#### WRITTEN REQUEST:
Please list all lines of the material below in which the string "different" occurs.

#### ENTRIES SUPPLIED:
•••

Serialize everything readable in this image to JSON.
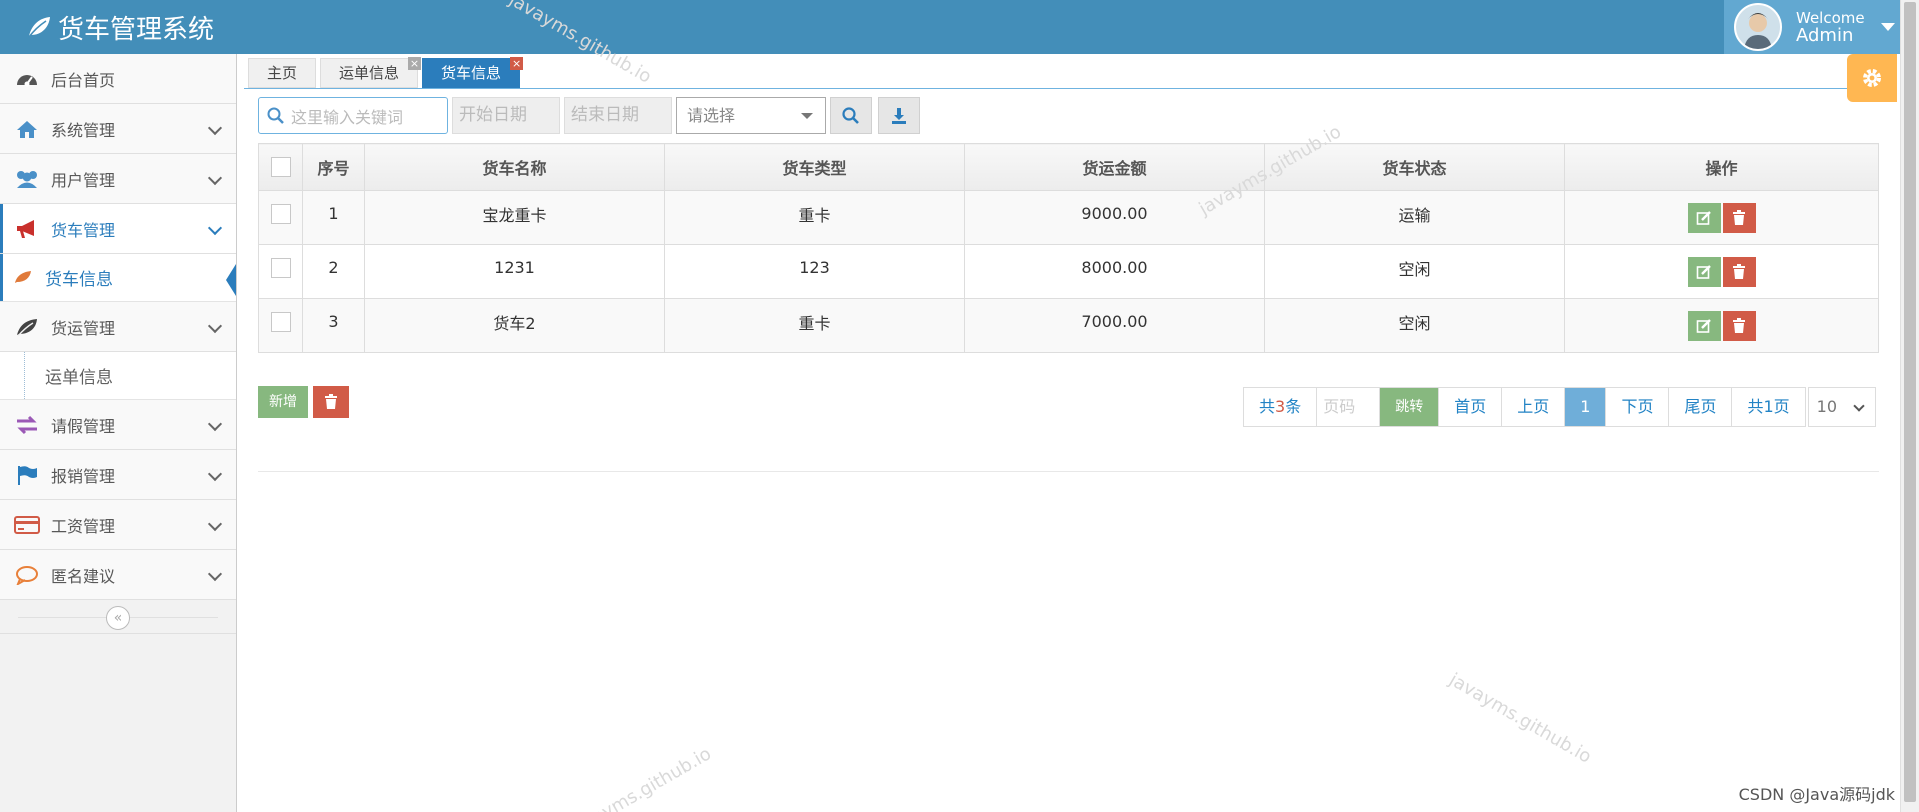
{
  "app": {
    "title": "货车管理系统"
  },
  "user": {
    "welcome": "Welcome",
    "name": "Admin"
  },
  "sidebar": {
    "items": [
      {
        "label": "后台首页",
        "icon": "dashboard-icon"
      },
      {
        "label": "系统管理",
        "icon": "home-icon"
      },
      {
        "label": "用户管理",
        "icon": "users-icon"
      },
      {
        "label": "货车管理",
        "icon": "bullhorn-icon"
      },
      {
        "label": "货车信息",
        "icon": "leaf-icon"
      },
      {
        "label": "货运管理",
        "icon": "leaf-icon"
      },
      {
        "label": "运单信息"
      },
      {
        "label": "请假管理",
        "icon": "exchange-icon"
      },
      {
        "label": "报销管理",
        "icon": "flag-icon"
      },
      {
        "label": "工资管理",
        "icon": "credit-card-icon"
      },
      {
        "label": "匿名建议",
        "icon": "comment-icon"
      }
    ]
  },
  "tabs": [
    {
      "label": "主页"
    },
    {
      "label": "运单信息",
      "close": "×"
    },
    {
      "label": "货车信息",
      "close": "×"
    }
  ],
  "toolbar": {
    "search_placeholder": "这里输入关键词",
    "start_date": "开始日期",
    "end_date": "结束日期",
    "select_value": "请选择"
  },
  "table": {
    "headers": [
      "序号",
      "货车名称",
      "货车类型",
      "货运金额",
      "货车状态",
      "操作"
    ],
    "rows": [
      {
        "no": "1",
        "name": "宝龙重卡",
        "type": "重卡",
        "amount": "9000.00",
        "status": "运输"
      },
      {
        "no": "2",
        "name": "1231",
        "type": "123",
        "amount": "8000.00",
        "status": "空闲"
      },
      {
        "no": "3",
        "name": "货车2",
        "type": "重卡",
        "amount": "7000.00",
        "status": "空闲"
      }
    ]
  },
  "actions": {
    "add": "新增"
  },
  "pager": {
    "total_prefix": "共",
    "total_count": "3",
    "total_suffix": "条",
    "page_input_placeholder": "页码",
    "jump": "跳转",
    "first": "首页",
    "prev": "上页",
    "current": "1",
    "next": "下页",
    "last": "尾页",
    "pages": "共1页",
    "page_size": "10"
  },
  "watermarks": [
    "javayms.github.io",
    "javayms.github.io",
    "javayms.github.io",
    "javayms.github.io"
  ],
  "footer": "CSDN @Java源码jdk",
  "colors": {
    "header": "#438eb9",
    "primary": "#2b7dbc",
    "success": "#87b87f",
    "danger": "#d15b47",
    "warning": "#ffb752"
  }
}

•••

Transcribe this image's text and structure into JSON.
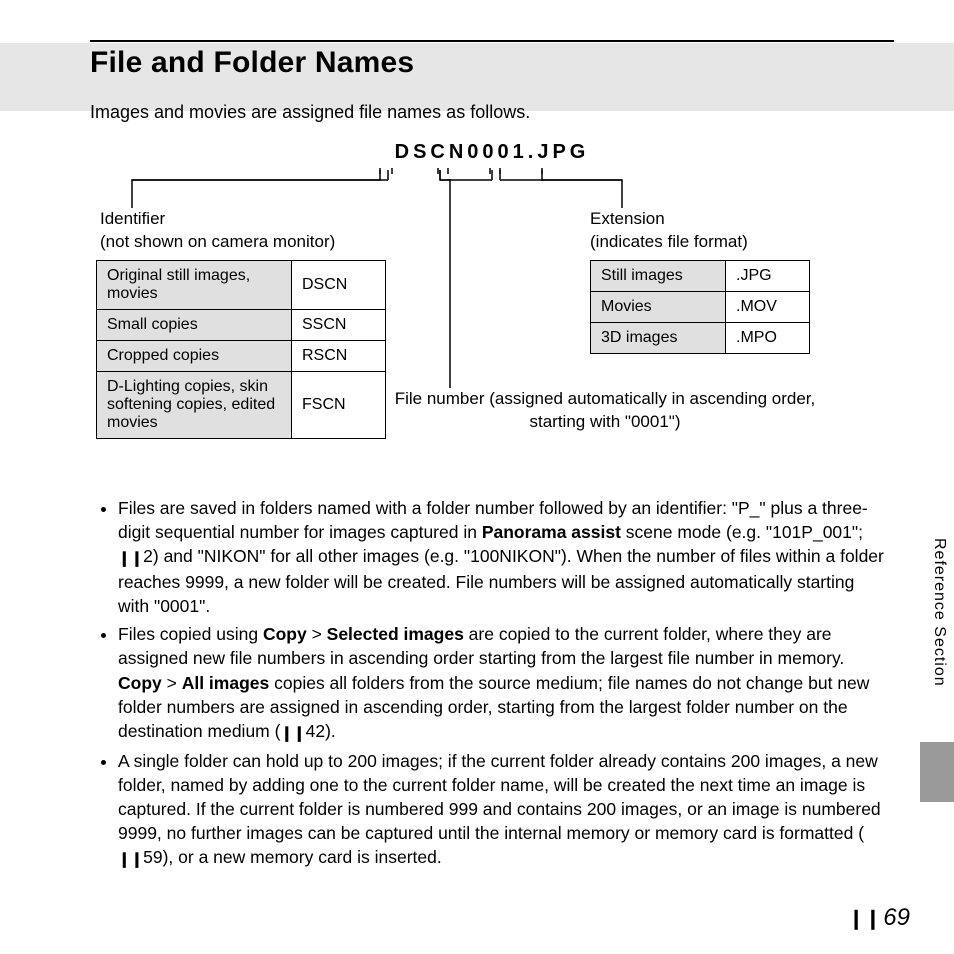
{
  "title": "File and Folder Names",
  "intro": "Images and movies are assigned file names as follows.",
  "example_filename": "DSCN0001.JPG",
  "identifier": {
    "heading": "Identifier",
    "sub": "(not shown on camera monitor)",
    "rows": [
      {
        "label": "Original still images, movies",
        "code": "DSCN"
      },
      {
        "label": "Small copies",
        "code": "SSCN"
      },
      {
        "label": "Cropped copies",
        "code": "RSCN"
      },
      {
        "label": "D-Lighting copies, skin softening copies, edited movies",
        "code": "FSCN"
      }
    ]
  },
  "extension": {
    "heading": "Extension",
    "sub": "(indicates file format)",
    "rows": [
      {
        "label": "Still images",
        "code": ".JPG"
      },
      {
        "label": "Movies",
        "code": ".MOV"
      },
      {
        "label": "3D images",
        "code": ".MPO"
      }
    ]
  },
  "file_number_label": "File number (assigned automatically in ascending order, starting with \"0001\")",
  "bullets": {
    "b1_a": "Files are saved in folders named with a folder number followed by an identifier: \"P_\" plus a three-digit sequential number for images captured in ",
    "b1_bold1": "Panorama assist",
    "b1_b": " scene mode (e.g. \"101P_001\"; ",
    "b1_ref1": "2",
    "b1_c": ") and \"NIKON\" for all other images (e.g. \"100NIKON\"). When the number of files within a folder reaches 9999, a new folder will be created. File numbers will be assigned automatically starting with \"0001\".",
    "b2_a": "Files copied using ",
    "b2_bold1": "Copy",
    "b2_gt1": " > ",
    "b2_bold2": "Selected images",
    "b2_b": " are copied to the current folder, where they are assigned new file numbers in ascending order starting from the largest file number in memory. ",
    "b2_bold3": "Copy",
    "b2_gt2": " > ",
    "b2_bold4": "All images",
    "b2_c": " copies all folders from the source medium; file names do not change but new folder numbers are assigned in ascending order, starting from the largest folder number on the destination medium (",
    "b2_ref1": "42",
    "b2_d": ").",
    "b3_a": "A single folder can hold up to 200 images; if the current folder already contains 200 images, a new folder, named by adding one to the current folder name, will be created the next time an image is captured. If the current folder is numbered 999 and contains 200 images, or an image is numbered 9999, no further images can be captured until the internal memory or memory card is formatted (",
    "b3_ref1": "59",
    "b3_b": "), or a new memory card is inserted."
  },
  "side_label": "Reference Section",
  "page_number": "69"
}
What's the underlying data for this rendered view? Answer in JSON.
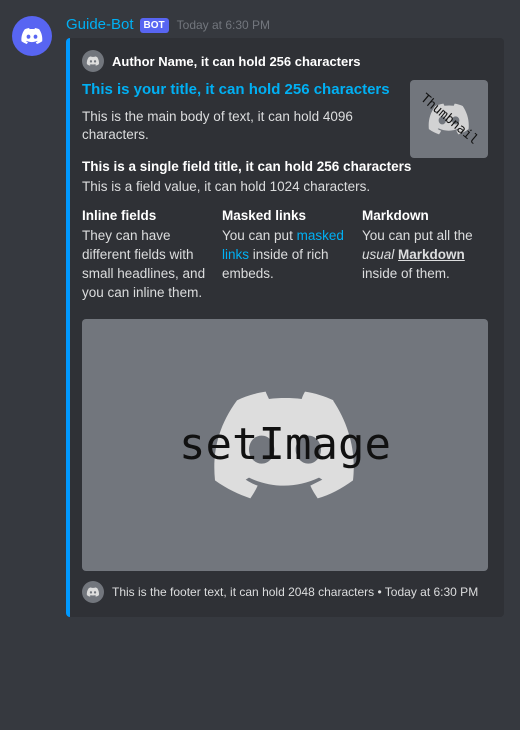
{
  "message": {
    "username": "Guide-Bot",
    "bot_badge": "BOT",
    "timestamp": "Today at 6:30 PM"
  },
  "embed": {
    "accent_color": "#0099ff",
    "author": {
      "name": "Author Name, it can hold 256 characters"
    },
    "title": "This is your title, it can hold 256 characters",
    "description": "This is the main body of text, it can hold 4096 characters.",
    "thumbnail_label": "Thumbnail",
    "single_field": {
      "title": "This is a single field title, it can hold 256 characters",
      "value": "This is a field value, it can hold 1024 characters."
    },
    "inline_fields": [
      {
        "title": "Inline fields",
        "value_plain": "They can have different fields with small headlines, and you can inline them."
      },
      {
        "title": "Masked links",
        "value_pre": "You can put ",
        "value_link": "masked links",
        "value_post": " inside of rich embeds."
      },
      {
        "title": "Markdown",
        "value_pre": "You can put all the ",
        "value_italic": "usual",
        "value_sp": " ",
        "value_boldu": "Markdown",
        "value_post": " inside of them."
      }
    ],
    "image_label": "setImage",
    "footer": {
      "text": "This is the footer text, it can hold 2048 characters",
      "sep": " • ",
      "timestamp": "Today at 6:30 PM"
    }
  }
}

•••

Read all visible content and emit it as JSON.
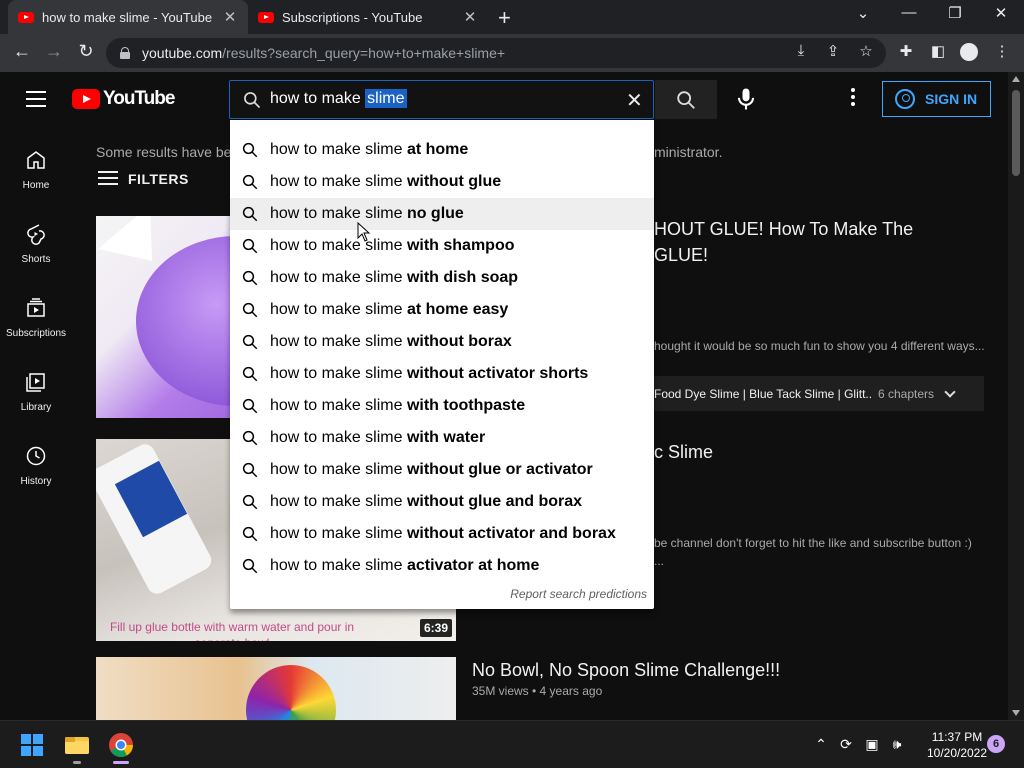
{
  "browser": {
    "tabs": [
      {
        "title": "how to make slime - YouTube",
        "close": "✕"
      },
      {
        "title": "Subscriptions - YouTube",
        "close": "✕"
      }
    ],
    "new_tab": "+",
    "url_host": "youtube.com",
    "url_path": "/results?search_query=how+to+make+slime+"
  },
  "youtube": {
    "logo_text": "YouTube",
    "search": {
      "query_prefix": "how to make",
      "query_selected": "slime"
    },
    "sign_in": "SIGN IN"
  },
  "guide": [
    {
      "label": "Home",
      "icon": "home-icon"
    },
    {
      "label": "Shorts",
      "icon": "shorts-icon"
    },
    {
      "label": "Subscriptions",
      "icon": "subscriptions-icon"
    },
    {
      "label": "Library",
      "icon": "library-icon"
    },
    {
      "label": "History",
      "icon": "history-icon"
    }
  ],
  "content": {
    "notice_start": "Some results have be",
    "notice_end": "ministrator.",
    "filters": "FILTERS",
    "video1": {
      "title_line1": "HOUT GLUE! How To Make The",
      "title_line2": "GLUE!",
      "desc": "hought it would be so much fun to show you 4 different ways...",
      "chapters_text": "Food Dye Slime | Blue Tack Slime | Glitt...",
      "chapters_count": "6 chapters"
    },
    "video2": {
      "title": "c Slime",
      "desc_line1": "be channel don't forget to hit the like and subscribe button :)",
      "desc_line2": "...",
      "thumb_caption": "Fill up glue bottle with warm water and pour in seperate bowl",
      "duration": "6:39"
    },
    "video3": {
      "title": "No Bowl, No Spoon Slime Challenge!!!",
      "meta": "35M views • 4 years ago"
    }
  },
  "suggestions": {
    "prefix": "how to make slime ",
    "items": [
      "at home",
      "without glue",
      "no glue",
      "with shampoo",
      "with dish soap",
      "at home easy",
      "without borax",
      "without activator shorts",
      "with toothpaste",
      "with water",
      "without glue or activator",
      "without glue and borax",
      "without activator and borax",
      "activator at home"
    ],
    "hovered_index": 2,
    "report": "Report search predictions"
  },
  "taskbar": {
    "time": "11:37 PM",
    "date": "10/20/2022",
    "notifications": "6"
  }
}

•••

#### FULL SOLUTION:
        "value_plain": "They can have different fields with small headlines, and you can inline them."
      "desc": "hought it would be so much fun to show you 4 different ways...",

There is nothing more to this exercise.